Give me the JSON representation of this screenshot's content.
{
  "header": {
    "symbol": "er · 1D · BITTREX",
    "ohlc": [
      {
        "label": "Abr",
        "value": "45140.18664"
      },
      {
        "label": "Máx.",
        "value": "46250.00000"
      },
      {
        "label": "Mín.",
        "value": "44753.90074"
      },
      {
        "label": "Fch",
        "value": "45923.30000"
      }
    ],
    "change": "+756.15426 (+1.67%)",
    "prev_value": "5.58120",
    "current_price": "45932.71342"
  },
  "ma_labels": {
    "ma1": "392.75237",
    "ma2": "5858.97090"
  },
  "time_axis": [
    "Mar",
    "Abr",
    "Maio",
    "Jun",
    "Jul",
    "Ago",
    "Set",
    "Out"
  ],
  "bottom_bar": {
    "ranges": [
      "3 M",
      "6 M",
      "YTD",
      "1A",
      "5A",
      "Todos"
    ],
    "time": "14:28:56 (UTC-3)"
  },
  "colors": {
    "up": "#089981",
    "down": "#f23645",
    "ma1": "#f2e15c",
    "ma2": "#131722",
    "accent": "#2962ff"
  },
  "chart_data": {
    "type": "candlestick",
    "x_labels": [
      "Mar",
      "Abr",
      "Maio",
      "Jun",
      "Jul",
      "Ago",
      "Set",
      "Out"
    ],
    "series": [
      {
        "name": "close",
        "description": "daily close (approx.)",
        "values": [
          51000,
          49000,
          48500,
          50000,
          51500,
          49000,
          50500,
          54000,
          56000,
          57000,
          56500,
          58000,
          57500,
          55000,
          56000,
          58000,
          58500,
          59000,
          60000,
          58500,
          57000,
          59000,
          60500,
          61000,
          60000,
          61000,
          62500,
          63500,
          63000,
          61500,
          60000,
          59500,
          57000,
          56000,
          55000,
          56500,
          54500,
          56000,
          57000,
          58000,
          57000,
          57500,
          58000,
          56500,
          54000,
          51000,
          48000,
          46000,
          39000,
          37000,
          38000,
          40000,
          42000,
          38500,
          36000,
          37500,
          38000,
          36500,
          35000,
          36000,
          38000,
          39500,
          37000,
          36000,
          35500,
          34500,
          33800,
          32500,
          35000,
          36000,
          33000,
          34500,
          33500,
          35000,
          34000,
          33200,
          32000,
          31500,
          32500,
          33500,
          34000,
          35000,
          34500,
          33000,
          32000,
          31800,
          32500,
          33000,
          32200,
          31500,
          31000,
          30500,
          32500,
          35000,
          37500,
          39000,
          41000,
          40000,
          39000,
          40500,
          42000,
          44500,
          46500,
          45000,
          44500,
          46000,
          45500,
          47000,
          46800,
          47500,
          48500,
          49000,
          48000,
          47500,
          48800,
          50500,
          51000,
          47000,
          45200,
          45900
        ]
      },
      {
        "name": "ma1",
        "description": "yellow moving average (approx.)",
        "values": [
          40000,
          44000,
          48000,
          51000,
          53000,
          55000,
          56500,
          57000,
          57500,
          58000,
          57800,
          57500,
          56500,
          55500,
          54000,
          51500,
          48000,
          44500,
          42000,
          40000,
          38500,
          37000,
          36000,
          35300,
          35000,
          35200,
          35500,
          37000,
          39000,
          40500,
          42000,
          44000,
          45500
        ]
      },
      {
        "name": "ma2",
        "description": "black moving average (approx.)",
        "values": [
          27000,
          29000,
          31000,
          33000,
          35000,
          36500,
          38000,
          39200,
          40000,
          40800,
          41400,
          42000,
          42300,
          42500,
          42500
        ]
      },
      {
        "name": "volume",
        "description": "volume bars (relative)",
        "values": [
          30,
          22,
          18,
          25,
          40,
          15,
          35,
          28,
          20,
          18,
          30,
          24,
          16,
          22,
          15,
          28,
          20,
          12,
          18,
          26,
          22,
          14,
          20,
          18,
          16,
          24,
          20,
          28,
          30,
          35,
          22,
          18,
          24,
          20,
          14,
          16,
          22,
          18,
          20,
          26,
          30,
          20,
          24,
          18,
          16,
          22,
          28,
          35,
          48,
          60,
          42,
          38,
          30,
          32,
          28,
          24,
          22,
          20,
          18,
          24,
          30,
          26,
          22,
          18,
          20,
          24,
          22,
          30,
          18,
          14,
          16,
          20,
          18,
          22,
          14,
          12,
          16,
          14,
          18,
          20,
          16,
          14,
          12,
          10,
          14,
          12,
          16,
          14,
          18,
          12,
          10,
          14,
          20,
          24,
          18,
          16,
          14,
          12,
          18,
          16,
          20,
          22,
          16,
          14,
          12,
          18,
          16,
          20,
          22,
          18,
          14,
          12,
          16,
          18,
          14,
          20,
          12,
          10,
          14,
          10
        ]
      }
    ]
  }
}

━━━━━━━━━━

PROBLEM> Reproduce the material above exactly; please quote every line of it.

FINISHED TASK>
Give me the JSON representation of this screenshot's content.
{
  "header": {
    "symbol": "er · 1D · BITTREX",
    "ohlc": [
      {
        "label": "Abr",
        "value": "45140.18664"
      },
      {
        "label": "Máx.",
        "value": "46250.00000"
      },
      {
        "label": "Mín.",
        "value": "44753.90074"
      },
      {
        "label": "Fch",
        "value": "45923.30000"
      }
    ],
    "change": "+756.15426 (+1.67%)",
    "prev_value": "5.58120",
    "current_price": "45932.71342"
  },
  "ma_labels": {
    "ma1": "392.75237",
    "ma2": "5858.97090"
  },
  "time_axis": [
    "Mar",
    "Abr",
    "Maio",
    "Jun",
    "Jul",
    "Ago",
    "Set",
    "Out"
  ],
  "bottom_bar": {
    "ranges": [
      "3 M",
      "6 M",
      "YTD",
      "1A",
      "5A",
      "Todos"
    ],
    "time": "14:28:56 (UTC-3)"
  },
  "colors": {
    "up": "#089981",
    "down": "#f23645",
    "ma1": "#f2e15c",
    "ma2": "#131722",
    "accent": "#2962ff"
  },
  "chart_data": {
    "type": "candlestick",
    "x_labels": [
      "Mar",
      "Abr",
      "Maio",
      "Jun",
      "Jul",
      "Ago",
      "Set",
      "Out"
    ],
    "series": [
      {
        "name": "close",
        "description": "daily close (approx.)",
        "values": [
          51000,
          49000,
          48500,
          50000,
          51500,
          49000,
          50500,
          54000,
          56000,
          57000,
          56500,
          58000,
          57500,
          55000,
          56000,
          58000,
          58500,
          59000,
          60000,
          58500,
          57000,
          59000,
          60500,
          61000,
          60000,
          61000,
          62500,
          63500,
          63000,
          61500,
          60000,
          59500,
          57000,
          56000,
          55000,
          56500,
          54500,
          56000,
          57000,
          58000,
          57000,
          57500,
          58000,
          56500,
          54000,
          51000,
          48000,
          46000,
          39000,
          37000,
          38000,
          40000,
          42000,
          38500,
          36000,
          37500,
          38000,
          36500,
          35000,
          36000,
          38000,
          39500,
          37000,
          36000,
          35500,
          34500,
          33800,
          32500,
          35000,
          36000,
          33000,
          34500,
          33500,
          35000,
          34000,
          33200,
          32000,
          31500,
          32500,
          33500,
          34000,
          35000,
          34500,
          33000,
          32000,
          31800,
          32500,
          33000,
          32200,
          31500,
          31000,
          30500,
          32500,
          35000,
          37500,
          39000,
          41000,
          40000,
          39000,
          40500,
          42000,
          44500,
          46500,
          45000,
          44500,
          46000,
          45500,
          47000,
          46800,
          47500,
          48500,
          49000,
          48000,
          47500,
          48800,
          50500,
          51000,
          47000,
          45200,
          45900
        ]
      },
      {
        "name": "ma1",
        "description": "yellow moving average (approx.)",
        "values": [
          40000,
          44000,
          48000,
          51000,
          53000,
          55000,
          56500,
          57000,
          57500,
          58000,
          57800,
          57500,
          56500,
          55500,
          54000,
          51500,
          48000,
          44500,
          42000,
          40000,
          38500,
          37000,
          36000,
          35300,
          35000,
          35200,
          35500,
          37000,
          39000,
          40500,
          42000,
          44000,
          45500
        ]
      },
      {
        "name": "ma2",
        "description": "black moving average (approx.)",
        "values": [
          27000,
          29000,
          31000,
          33000,
          35000,
          36500,
          38000,
          39200,
          40000,
          40800,
          41400,
          42000,
          42300,
          42500,
          42500
        ]
      },
      {
        "name": "volume",
        "description": "volume bars (relative)",
        "values": [
          30,
          22,
          18,
          25,
          40,
          15,
          35,
          28,
          20,
          18,
          30,
          24,
          16,
          22,
          15,
          28,
          20,
          12,
          18,
          26,
          22,
          14,
          20,
          18,
          16,
          24,
          20,
          28,
          30,
          35,
          22,
          18,
          24,
          20,
          14,
          16,
          22,
          18,
          20,
          26,
          30,
          20,
          24,
          18,
          16,
          22,
          28,
          35,
          48,
          60,
          42,
          38,
          30,
          32,
          28,
          24,
          22,
          20,
          18,
          24,
          30,
          26,
          22,
          18,
          20,
          24,
          22,
          30,
          18,
          14,
          16,
          20,
          18,
          22,
          14,
          12,
          16,
          14,
          18,
          20,
          16,
          14,
          12,
          10,
          14,
          12,
          16,
          14,
          18,
          12,
          10,
          14,
          20,
          24,
          18,
          16,
          14,
          12,
          18,
          16,
          20,
          22,
          16,
          14,
          12,
          18,
          16,
          20,
          22,
          18,
          14,
          12,
          16,
          18,
          14,
          20,
          12,
          10,
          14,
          10
        ]
      }
    ]
  }
}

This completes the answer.